演習問題 |
1. 辞書作りのドラマの感想文から「冒頭の宮本とみどりの大渡海に」以降「箱に入れて鍵をかけておこう。」までの部分（両端を含む）を抜き出し、「ノート採り」を「メモ取り」に置き換えて更新した形で示せ。
2. 辞書作りのドラマについての感想文を、最後の文の直後から書き継げ。

冒頭の宮本とみどりの大渡海に使用する紙についての話し合いは、新しく着任した担当者と業者の擦り合わせの場面でありながら、自然とドラマを見ているこちらに辞書作りがどういう時間の流れで進んでいくのか、と同時に物語のざっくりとした進み方や現在地点を知らせてくれた。辞書編纂や紙作りにファッション誌のような刹那を切り取って瞬時に出版する世界と違う時間が流れていることに、みどりがもういちいち驚いていないことに彼女の仕事に向き合う覚悟と意気込みの変化を伺えた。ただ、彼女がやっているノート採りは可愛らしいけれども後から見返して見やすいのだろうか?あの高そうな可愛いシールはものすごい量が必要だろうけど、出費は大丈夫だろうかとか余計なことを考えてしまった。宮本とみどりのやりとりは、まったくの新人ではなくなったけれどまだ全然若手の子たちが、自分たちの仕事に真っ直ぐに向き合っている様子を表してくれて眩しい。休みにどこどこに行きたいとかお金を溜めてなになにを買いたいとかが優先順位にあるんじゃなくて、自分に与えられた大きな仕事に興奮している様子。きっと誰にもそういう経験があるんじゃないだろうか。私も入社して1年目2年目に300人を連れての社内旅行計画とか新人研修とか大変だけどやりがいのある仕事をやったことを思い出す。今思い起こすとあんなことやそんなことをよくも恥ずかしげもなくやれたものだと穴があったら入りたい気がしてくるけれど、あの時の自分は一生懸命だった。あの時の自分にはあれが背一杯で、未熟だという事実もブンブン体を振り回して吹き飛ばしながらとにかく前に進んでいた。それから見たら、このドラマの宮本やみどりはなんて人として優秀なんだろうと驚愕する。もし自分のあの時代がドラマになったとしたら見た人全員から総ツッコミを受けて、叩かれまくって、私はきっと外を出歩けなくなるくらい社会的信用を失うだろう。いけない。こんなふうに考え出したら自己嫌悪の波に飲まれて浮上できなくなるので、若気の至りの記憶は特別な箱に入れて鍵をかけておこう。

「かっぱがとっくりを持っている問題」「赤ちゃんが天パーな問題」が持ち上がる図版の件での部内会議もとても楽しかった。回を追うごとに少しずつ漏らされている佐々木さんのプライベートの謎が楽しい。仕事ができて、賢く、謙虚で、セクシーで、そして今回”怖い部分があるのかも”という要素も加わった。原作でもそうだったけれど、このドラマでも登場人物一人一人が別の人間で、別の人生があり、別の過去があり、それぞれにドラマがあることが窺える。私たちは全体の話を進むためにその道をまっすぐ前を見て歩いていってるんだけれど、ちょっと立ち止まるとふわふわの道がぐんと窪んでシューっと滑り台のようになって別の世界に連れていって登場人物誰かのコアな話を見せてくれるような予感がある。登場人物全部の世界を見てみたい衝動にかられる。それだけ全員の人柄がとても好きだ。

提供資料 |
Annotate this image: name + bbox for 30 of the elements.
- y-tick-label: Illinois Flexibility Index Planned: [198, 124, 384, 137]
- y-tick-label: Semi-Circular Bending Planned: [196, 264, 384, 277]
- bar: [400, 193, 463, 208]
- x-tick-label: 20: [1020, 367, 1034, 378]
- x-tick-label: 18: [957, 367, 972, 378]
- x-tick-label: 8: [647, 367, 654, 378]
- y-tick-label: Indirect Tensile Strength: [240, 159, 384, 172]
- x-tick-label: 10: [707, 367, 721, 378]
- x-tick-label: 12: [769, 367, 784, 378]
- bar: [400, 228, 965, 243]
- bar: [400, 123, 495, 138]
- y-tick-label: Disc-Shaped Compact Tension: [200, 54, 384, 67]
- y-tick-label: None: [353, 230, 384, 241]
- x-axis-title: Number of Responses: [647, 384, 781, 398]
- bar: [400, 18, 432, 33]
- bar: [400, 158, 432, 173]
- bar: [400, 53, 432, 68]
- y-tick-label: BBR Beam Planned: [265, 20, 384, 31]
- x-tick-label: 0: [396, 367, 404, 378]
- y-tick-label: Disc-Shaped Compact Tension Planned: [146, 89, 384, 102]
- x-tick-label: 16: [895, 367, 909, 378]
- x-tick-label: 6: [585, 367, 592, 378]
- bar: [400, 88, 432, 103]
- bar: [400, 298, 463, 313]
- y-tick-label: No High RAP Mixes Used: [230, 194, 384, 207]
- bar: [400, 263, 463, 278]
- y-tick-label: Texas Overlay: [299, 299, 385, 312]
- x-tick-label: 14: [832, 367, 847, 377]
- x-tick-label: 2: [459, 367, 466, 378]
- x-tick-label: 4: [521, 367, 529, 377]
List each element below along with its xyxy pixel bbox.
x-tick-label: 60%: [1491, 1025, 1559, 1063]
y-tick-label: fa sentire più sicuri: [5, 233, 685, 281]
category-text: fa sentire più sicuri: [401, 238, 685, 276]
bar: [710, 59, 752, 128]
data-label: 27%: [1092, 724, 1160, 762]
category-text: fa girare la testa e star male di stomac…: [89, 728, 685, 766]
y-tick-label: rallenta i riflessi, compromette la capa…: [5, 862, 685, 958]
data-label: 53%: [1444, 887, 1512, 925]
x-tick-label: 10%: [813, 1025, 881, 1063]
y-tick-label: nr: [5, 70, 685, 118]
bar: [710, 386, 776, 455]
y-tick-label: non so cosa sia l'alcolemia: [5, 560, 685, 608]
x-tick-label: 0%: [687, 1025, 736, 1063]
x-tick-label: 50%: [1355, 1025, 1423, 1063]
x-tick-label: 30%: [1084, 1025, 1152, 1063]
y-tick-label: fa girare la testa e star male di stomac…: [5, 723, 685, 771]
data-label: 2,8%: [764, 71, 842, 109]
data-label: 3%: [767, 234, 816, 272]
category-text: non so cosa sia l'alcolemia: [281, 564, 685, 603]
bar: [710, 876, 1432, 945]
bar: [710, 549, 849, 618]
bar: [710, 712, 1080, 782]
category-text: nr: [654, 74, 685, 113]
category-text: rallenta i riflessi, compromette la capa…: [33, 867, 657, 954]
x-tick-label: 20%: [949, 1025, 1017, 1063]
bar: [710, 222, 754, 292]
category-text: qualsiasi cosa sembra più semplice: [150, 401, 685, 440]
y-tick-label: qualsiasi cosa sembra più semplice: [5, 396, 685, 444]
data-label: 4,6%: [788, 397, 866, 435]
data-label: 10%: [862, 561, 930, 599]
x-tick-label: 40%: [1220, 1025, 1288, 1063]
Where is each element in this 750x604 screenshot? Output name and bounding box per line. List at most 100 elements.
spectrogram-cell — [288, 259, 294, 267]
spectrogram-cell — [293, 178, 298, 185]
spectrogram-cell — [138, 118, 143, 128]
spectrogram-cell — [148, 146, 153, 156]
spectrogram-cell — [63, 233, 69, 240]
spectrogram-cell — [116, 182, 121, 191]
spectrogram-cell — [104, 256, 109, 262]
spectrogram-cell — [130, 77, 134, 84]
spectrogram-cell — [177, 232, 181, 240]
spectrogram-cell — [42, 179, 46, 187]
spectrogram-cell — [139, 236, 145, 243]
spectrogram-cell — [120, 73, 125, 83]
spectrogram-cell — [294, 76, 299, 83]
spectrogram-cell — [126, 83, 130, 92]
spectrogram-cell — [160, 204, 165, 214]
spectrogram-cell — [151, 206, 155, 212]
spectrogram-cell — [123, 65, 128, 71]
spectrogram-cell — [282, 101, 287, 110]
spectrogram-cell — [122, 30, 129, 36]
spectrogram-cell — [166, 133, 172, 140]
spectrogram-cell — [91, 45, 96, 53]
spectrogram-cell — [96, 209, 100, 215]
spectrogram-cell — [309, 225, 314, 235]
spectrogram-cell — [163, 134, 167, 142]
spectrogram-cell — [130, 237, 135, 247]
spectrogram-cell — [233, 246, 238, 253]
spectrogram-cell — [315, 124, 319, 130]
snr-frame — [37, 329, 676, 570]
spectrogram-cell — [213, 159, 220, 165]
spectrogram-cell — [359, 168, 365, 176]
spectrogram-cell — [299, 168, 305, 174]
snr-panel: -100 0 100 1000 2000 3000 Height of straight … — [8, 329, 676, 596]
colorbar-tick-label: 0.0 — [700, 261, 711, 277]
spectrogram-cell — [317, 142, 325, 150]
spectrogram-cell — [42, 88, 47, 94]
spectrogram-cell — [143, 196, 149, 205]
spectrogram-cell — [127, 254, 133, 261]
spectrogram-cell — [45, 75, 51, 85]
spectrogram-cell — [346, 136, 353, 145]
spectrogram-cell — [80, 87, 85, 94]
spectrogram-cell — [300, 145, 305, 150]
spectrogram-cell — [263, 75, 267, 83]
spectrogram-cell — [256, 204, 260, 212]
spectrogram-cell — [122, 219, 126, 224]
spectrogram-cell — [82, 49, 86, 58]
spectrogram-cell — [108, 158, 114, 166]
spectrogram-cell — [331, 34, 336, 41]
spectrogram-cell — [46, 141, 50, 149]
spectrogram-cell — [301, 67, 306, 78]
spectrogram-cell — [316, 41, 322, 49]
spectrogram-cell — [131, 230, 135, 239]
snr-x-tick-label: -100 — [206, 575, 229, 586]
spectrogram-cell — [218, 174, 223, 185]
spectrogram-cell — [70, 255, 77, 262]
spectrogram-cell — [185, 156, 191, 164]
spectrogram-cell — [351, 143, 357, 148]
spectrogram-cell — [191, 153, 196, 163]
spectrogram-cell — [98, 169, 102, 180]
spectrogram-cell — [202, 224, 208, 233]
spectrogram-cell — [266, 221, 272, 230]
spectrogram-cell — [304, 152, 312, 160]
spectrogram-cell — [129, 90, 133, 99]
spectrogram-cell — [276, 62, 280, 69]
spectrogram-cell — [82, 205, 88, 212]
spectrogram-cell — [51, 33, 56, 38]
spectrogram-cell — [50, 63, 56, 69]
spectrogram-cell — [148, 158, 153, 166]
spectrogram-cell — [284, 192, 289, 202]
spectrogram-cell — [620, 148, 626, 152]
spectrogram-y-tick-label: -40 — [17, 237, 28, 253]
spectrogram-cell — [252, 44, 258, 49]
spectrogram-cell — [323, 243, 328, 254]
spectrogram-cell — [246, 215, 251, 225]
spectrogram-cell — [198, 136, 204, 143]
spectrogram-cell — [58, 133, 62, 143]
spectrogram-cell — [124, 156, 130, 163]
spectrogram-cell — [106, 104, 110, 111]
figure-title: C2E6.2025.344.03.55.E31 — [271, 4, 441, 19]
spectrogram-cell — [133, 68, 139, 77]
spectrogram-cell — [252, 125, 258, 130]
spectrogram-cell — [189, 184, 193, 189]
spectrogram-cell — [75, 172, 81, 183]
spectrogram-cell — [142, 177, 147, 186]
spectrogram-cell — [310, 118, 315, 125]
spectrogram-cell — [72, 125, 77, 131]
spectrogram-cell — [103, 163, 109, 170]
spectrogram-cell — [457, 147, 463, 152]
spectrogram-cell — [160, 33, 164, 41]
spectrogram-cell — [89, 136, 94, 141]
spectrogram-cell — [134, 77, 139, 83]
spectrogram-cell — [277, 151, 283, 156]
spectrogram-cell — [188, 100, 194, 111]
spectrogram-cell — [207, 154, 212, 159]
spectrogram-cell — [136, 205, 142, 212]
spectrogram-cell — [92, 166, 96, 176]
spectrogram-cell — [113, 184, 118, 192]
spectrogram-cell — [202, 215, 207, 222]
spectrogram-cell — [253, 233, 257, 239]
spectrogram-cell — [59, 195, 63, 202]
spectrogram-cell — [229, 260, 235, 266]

演習結果 |
1.
冒頭の宮本とみどりの大渡海に使用する紙についての話し合いは、新しく着任した担当者と業者の擦り合わせの場面でありながら、自然とドラマを見ているこちらに辞書作りがどういう時間の流れで進んでいくのか、と同時に物語のざっくりとした進み方や現在地点を知らせてくれた。辞書編纂や紙作りにファッション誌のような刹那を切り取って瞬時に出版する世界と違う時間が流れていることに、みどりがもういちいち驚いていないことに彼女の仕事に向き合う覚悟と意気込みの変化を伺えた。ただ、彼女がやっているメモ取りは可愛らしいけれども後から見返して見やすいのだろうか?あの高そうな可愛いシールはものすごい量が必要だろうけど、出費は大丈夫だろうかとか余計なことを考えてしまった。宮本とみどりのやりとりは、まったくの新人ではなくなったけれどまだ全然若手の子たちが、自分たちの仕事に真っ直ぐに向き合っている様子を表してくれて眩しい。休みにどこどこに行きたいとかお金を溜めてなになにを買いたいとかが優先順位にあるんじゃなくて、自分に与えられた大きな仕事に興奮している様子。きっと誰にもそういう経験があるんじゃないだろうか。私も入社して1年目2年目に300人を連れての社内旅行計画とか新人研修とか大変だけどやりがいのある仕事をやったことを思い出す。今思い起こすとあんなことやそんなことをよくも恥ずかしげもなくやれたものだと穴があったら入りたい気がしてくるけれど、あの時の自分は一生懸命だった。あの時の自分にはあれが背一杯で、未熟だという事実もブンブン体を振り回して吹き飛ばしながらとにかく前に進んでいた。それから見たら、このドラマの宮本やみどりはなんて人として優秀なんだろうと驚愕する。もし自分のあの時代がドラマになったとしたら見た人全員から総ツッコミを受けて、叩かれまくって、私はきっと外を出歩けなくなるくらい社会的信用を失うだろう。いけない。こんなふうに考え出したら自己嫌悪の波に飲まれて浮上できなくなるので、若気の至りの記憶は特別な箱に入れて鍵をかけておこう。

2.
図版画家がなくなっていて、その息子さんが修正をしてくれるというお話。「だが情熱はある」でオードリー春日役を見事に演じた役者さんだった。今回もすごく、すごくよかった。淡々としているような中で彼の心情が動いていく様子がとても自然に見えてじわじわと私の胸が熱くなってきて、気づいたら涙が流れていた。なんだろう。どこの演技が、とかどこのセリフが、というのではなくて、あの場面の流れが胸を熱くさせた。今、動画編集に興味を持って少し趣味でやっているのだけど、私がぶち当たっている壁が素材動画や素材写真の画角。人間の目って素晴らしくて、普通に見ているようには決して撮れないという事実。このドラマを見ていて、場面の流れがとても自然に感じられるのはきっと、場面場面の撮り方や繋ぎ方がまるで目で見ているようにできているのと、それに加えて実際に見ているよりもどこかがデフォルメされたり編集されたりして見る人を見せたい方向へ促しているからだろう。セリフ、演技、撮り方、編集、音楽、全てが織り重なって見ている人に自然に涙を流させたのだろう。そういえば馬締が写真ではなくてイラストにする理由として写真よりもイラストの方が伝えたいことが伝えられることがあるから、と言っていたけれど、それにも通じることだと思う。

みどりは一話目から母親との関係に悩んでいるようで、予告編によると来週その問題が明らかになりそうである。今回四話では、相手に好意を持っていることを伝える二文字を言ってもらいたい相手、伝えたい相手として話に出てくるが、図版画家の息子さんもきっと同じだったんだろうなと思った。父親の方はそういう気持ちではなかったんだろう。自分の中で息子に対する愛情を感じるだけで完結できるタイプだったんだろう。そういうタイプって伝えて欲しいとも思わないんだろうな。だからそういうタイプの人は言われなくても自分で持ってるだけで幸せを感じられるんだろう。自分で色々完結できるタイプの人は羨ましい。息子さんはそうではなかった。言って欲しかったんだと思う。伝えて欲しかったんだと思う。好きだよ、大事だよって。言われないということは肯定も否定もされていないってことで、息子さんは希望だけは持ち続けていたんだと思う。悔しいから認めたくない部分がありつつもきっと自分は愛されているはずだという希望は胸の奥にずっと潜んでいたんだと思う。結局は同じような仕事に就いて同じような生活を送っているのを見ても父親をリスペクトしているんだけどそれを真正面から認めることはそれまでの自分の寂しさを裏切ることができなくてできない。それは彼の「こだわり」だった。そして、今回何も言ってくれなかった父親に変わって辞書編集部に残っていた父親の図版がそのこだわりを少し解けさせてくれてよかった。今書いていて思ったけれど、「こだわり」と、「わだかまり」は少し音が似ている。こだわりによって生まれたわだかまり。しっくりくるけどこの二つの言葉に何か関係はあるんだろうか。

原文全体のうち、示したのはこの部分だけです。